▶ Request
Copy the entries below word for word, starting at the line that contains "346, 684, 375]" and stopping after the line that contains "798, 228, 812]".

————————

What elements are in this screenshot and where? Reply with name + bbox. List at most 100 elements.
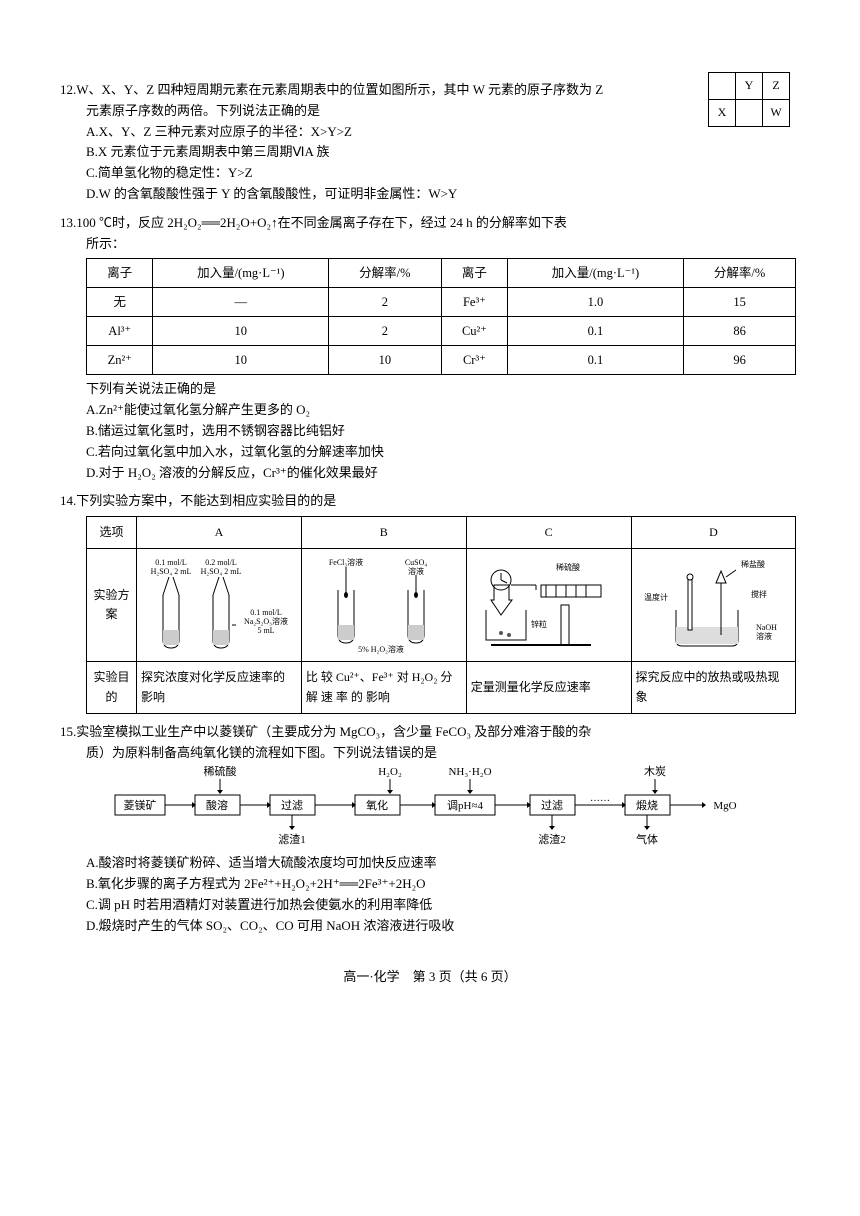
cell: 0.1	[508, 346, 684, 375]
cell: Zn²⁺	[87, 346, 153, 375]
th-d: D	[631, 517, 796, 549]
scheme-c: 稀硫酸 锌粒	[466, 549, 631, 662]
cell: —	[153, 288, 329, 317]
q15-opt-a: A.酸溶时将菱镁矿粉碎、适当增大硫酸浓度均可加快反应速率	[60, 853, 800, 874]
svg-text:过滤: 过滤	[281, 799, 303, 812]
flow-diagram: 稀硫酸 H₂O₂ NH₃·H₂O 木炭 菱镁矿 酸溶 过滤 氧化 调pH≈4 过…	[100, 763, 800, 853]
svg-text:FeCl₃溶液: FeCl₃溶液	[329, 557, 363, 567]
cell: Cu²⁺	[441, 317, 507, 346]
purpose-b: 比 较 Cu²⁺、Fe³⁺ 对 H₂O₂ 分 解 速 率 的 影响	[301, 662, 466, 713]
svg-text:5% H₂O₂溶液: 5% H₂O₂溶液	[358, 644, 404, 654]
scheme-d: 稀盐酸 温度计 搅拌 NaOH 溶液	[631, 549, 796, 662]
cell: 无	[87, 288, 153, 317]
svg-text:……: ……	[590, 793, 610, 804]
svg-text:溶液: 溶液	[756, 631, 772, 641]
svg-text:MgO: MgO	[713, 800, 736, 812]
question-14: 14.下列实验方案中，不能达到相应实验目的的是 选项 A B C D 实验方案 …	[60, 491, 800, 713]
svg-text:木炭: 木炭	[644, 765, 666, 778]
svg-text:锌粒: 锌粒	[531, 619, 547, 629]
th-ion-1: 离子	[87, 259, 153, 288]
svg-text:稀硫酸: 稀硫酸	[204, 764, 237, 778]
q12-opt-a: A.X、Y、Z 三种元素对应原子的半径：X>Y>Z	[60, 122, 800, 143]
th-c: C	[466, 517, 631, 549]
cell: 1.0	[508, 288, 684, 317]
svg-text:0.1 mol/L: 0.1 mol/L	[250, 608, 282, 617]
question-12: YZ XW 12.W、X、Y、Z 四种短周期元素在元素周期表中的位置如图所示，其…	[60, 80, 800, 205]
cell: 10	[153, 346, 329, 375]
q13-postline: 下列有关说法正确的是	[60, 379, 800, 400]
svg-text:滤渣2: 滤渣2	[538, 832, 566, 846]
row-purpose-label: 实验目的	[87, 662, 137, 713]
cell: 0.1	[508, 317, 684, 346]
cell: 10	[329, 346, 442, 375]
q13-stem-1: 13.100 ℃时，反应 2H₂O₂══2H₂O+O₂↑在不同金属离子存在下，经…	[60, 213, 800, 234]
q12-options: A.X、Y、Z 三种元素对应原子的半径：X>Y>Z B.X 元素位于元素周期表中…	[60, 122, 800, 205]
q13-opt-b: B.储运过氧化氢时，选用不锈钢容器比纯铝好	[60, 421, 800, 442]
purpose-d: 探究反应中的放热或吸热现象	[631, 662, 796, 713]
q15-stem-1: 15.实验室模拟工业生产中以菱镁矿（主要成分为 MgCO₃，含少量 FeCO₃ …	[60, 722, 800, 743]
th-amount-2: 加入量/(mg·L⁻¹)	[508, 259, 684, 288]
purpose-a: 探究浓度对化学反应速率的影响	[137, 662, 302, 713]
grid-y: Y	[736, 73, 763, 100]
svg-text:稀盐酸: 稀盐酸	[741, 559, 765, 569]
svg-text:酸溶: 酸溶	[206, 798, 228, 812]
q15-opt-c: C.调 pH 时若用酒精灯对装置进行加热会使氨水的利用率降低	[60, 895, 800, 916]
q14-stem: 14.下列实验方案中，不能达到相应实验目的的是	[60, 491, 800, 512]
question-13: 13.100 ℃时，反应 2H₂O₂══2H₂O+O₂↑在不同金属离子存在下，经…	[60, 213, 800, 484]
th-option: 选项	[87, 517, 137, 549]
q13-opt-a: A.Zn²⁺能使过氧化氢分解产生更多的 O₂	[60, 400, 800, 421]
svg-text:煅烧: 煅烧	[636, 798, 658, 812]
cell: Cr³⁺	[441, 346, 507, 375]
svg-text:NaOH: NaOH	[756, 623, 777, 632]
svg-text:温度计: 温度计	[644, 592, 668, 602]
th-b: B	[301, 517, 466, 549]
q12-opt-c: C.简单氢化物的稳定性：Y>Z	[60, 163, 800, 184]
svg-text:搅拌: 搅拌	[751, 589, 767, 599]
svg-text:过滤: 过滤	[541, 799, 563, 812]
cell: Fe³⁺	[441, 288, 507, 317]
cell: 15	[683, 288, 796, 317]
scheme-b: FeCl₃溶液 CuSO₄ 溶液 5% H₂O₂溶液	[301, 549, 466, 662]
th-ion-2: 离子	[441, 259, 507, 288]
svg-text:氧化: 氧化	[366, 798, 388, 812]
svg-text:Na₂S₂O₃溶液: Na₂S₂O₃溶液	[244, 616, 288, 626]
cell: 96	[683, 346, 796, 375]
q15-options: A.酸溶时将菱镁矿粉碎、适当增大硫酸浓度均可加快反应速率 B.氧化步骤的离子方程…	[60, 853, 800, 936]
grid-z: Z	[763, 73, 790, 100]
th-a: A	[137, 517, 302, 549]
page-footer: 高一·化学 第 3 页（共 6 页）	[60, 967, 800, 988]
purpose-c: 定量测量化学反应速率	[466, 662, 631, 713]
cell: Al³⁺	[87, 317, 153, 346]
q12-opt-b: B.X 元素位于元素周期表中第三周期ⅥA 族	[60, 142, 800, 163]
svg-text:0.2 mol/L: 0.2 mol/L	[205, 558, 237, 567]
grid-x: X	[709, 100, 736, 127]
th-rate-1: 分解率/%	[329, 259, 442, 288]
svg-text:CuSO₄: CuSO₄	[405, 558, 428, 567]
cell: 10	[153, 317, 329, 346]
q15-stem-2: 质）为原料制备高纯氧化镁的流程如下图。下列说法错误的是	[60, 743, 800, 764]
cell: 2	[329, 288, 442, 317]
decomposition-table: 离子 加入量/(mg·L⁻¹) 分解率/% 离子 加入量/(mg·L⁻¹) 分解…	[86, 258, 796, 375]
svg-text:气体: 气体	[636, 832, 658, 846]
q12-opt-d: D.W 的含氧酸酸性强于 Y 的含氧酸酸性，可证明非金属性：W>Y	[60, 184, 800, 205]
periodic-grid: YZ XW	[708, 72, 790, 127]
question-15: 15.实验室模拟工业生产中以菱镁矿（主要成分为 MgCO₃，含少量 FeCO₃ …	[60, 722, 800, 937]
th-amount-1: 加入量/(mg·L⁻¹)	[153, 259, 329, 288]
svg-text:溶液: 溶液	[408, 566, 424, 576]
q13-opt-c: C.若向过氧化氢中加入水，过氧化氢的分解速率加快	[60, 442, 800, 463]
svg-text:H₂SO₄ 2 mL: H₂SO₄ 2 mL	[151, 567, 192, 576]
q13-stem-2: 所示：	[60, 234, 800, 255]
row-scheme-label: 实验方案	[87, 549, 137, 662]
q13-opt-d: D.对于 H₂O₂ 溶液的分解反应，Cr³⁺的催化效果最好	[60, 463, 800, 484]
th-rate-2: 分解率/%	[683, 259, 796, 288]
experiment-table: 选项 A B C D 实验方案 0.1 mol/L H₂SO₄ 2 mL 0.2…	[86, 516, 796, 714]
grid-w: W	[763, 100, 790, 127]
q12-stem-1: 12.W、X、Y、Z 四种短周期元素在元素周期表中的位置如图所示，其中 W 元素…	[60, 80, 800, 101]
cell: 2	[329, 317, 442, 346]
svg-text:5 mL: 5 mL	[257, 626, 274, 635]
svg-text:滤渣1: 滤渣1	[278, 832, 306, 846]
svg-text:菱镁矿: 菱镁矿	[124, 798, 157, 812]
q13-options: A.Zn²⁺能使过氧化氢分解产生更多的 O₂ B.储运过氧化氢时，选用不锈钢容器…	[60, 400, 800, 483]
q15-opt-b: B.氧化步骤的离子方程式为 2Fe²⁺+H₂O₂+2H⁺══2Fe³⁺+2H₂O	[60, 874, 800, 895]
svg-text:H₂SO₄ 2 mL: H₂SO₄ 2 mL	[201, 567, 242, 576]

————————

▶ Output below
cell: 0.1	[508, 346, 684, 375]
cell: Zn²⁺	[87, 346, 153, 375]
th-d: D	[631, 517, 796, 549]
scheme-c: 稀硫酸 锌粒	[466, 549, 631, 662]
cell: —	[153, 288, 329, 317]
q15-opt-a: A.酸溶时将菱镁矿粉碎、适当增大硫酸浓度均可加快反应速率	[60, 853, 800, 874]
svg-text:过滤: 过滤	[281, 799, 303, 812]
flow-diagram: 稀硫酸 H₂O₂ NH₃·H₂O 木炭 菱镁矿 酸溶 过滤 氧化 调pH≈4 过…	[100, 763, 800, 853]
svg-text:FeCl₃溶液: FeCl₃溶液	[329, 557, 363, 567]
cell: Cu²⁺	[441, 317, 507, 346]
purpose-b: 比 较 Cu²⁺、Fe³⁺ 对 H₂O₂ 分 解 速 率 的 影响	[301, 662, 466, 713]
svg-text:5% H₂O₂溶液: 5% H₂O₂溶液	[358, 644, 404, 654]
scheme-d: 稀盐酸 温度计 搅拌 NaOH 溶液	[631, 549, 796, 662]
cell: 无	[87, 288, 153, 317]
svg-text:……: ……	[590, 793, 610, 804]
svg-text:溶液: 溶液	[756, 631, 772, 641]
svg-text:MgO: MgO	[713, 800, 736, 812]
question-14: 14.下列实验方案中，不能达到相应实验目的的是 选项 A B C D 实验方案 …	[60, 491, 800, 713]
svg-text:木炭: 木炭	[644, 765, 666, 778]
svg-text:锌粒: 锌粒	[531, 619, 547, 629]
th-ion-1: 离子	[87, 259, 153, 288]
svg-text:稀硫酸: 稀硫酸	[204, 764, 237, 778]
q12-opt-a: A.X、Y、Z 三种元素对应原子的半径：X>Y>Z	[60, 122, 800, 143]
th-c: C	[466, 517, 631, 549]
cell: 1.0	[508, 288, 684, 317]
svg-text:0.1 mol/L: 0.1 mol/L	[250, 608, 282, 617]
question-12: YZ XW 12.W、X、Y、Z 四种短周期元素在元素周期表中的位置如图所示，其…	[60, 80, 800, 205]
cell: 10	[153, 346, 329, 375]
q13-postline: 下列有关说法正确的是	[60, 379, 800, 400]
svg-text:滤渣2: 滤渣2	[538, 832, 566, 846]
row-purpose-label: 实验目的	[87, 662, 137, 713]
cell: 0.1	[508, 317, 684, 346]
cell: 10	[329, 346, 442, 375]
q13-stem-1: 13.100 ℃时，反应 2H₂O₂══2H₂O+O₂↑在不同金属离子存在下，经…	[60, 213, 800, 234]
q12-options: A.X、Y、Z 三种元素对应原子的半径：X>Y>Z B.X 元素位于元素周期表中…	[60, 122, 800, 205]
q13-opt-b: B.储运过氧化氢时，选用不锈钢容器比纯铝好	[60, 421, 800, 442]
purpose-d: 探究反应中的放热或吸热现象	[631, 662, 796, 713]
q15-stem-1: 15.实验室模拟工业生产中以菱镁矿（主要成分为 MgCO₃，含少量 FeCO₃ …	[60, 722, 800, 743]
th-amount-2: 加入量/(mg·L⁻¹)	[508, 259, 684, 288]
purpose-a: 探究浓度对化学反应速率的影响	[137, 662, 302, 713]
grid-y: Y	[736, 73, 763, 100]
svg-text:稀盐酸: 稀盐酸	[741, 559, 765, 569]
svg-text:酸溶: 酸溶	[206, 798, 228, 812]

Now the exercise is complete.